TASK GOAL: Answer with a single number: how many lines in the listing below include "определяют"?

Records contained in a dataset
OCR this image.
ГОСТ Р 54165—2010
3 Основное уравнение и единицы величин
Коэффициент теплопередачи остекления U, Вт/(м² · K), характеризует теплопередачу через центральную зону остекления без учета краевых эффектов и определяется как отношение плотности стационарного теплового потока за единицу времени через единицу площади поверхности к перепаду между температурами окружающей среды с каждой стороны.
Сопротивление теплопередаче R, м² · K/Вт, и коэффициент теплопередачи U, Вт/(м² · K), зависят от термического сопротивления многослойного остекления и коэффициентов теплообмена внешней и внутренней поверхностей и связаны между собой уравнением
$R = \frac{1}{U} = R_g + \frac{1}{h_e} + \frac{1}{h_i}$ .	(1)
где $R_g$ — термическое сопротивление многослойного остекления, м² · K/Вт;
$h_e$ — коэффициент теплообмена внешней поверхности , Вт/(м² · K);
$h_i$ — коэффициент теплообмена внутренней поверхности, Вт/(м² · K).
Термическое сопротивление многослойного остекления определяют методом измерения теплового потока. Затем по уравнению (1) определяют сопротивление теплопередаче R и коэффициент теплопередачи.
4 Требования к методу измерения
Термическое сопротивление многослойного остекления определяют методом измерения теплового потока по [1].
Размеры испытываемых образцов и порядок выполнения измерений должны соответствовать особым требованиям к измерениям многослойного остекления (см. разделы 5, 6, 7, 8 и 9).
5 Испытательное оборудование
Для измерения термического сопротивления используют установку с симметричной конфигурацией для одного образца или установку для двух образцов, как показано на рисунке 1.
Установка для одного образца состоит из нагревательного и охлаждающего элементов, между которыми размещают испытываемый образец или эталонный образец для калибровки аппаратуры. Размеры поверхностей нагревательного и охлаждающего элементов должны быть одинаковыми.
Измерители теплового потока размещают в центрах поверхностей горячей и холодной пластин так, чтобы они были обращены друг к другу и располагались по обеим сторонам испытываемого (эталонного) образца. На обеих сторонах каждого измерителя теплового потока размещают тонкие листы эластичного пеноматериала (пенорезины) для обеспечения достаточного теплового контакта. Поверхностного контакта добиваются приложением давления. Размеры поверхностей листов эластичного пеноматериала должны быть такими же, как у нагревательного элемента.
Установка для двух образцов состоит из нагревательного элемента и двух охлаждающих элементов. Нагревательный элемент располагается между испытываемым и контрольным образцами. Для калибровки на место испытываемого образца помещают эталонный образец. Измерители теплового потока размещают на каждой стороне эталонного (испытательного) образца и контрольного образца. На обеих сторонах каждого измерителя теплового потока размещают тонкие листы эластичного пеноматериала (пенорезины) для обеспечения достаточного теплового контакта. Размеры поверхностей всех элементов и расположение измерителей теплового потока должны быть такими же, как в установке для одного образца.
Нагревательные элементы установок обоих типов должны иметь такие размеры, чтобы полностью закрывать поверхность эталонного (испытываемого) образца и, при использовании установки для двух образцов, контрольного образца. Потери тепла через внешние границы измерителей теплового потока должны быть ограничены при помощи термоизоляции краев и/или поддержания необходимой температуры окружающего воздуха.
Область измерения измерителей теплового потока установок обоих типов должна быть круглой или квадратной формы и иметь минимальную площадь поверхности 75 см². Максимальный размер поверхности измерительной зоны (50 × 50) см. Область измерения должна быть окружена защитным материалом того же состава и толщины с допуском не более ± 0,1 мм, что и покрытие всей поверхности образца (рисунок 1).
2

THE COMPLETED TASK: 2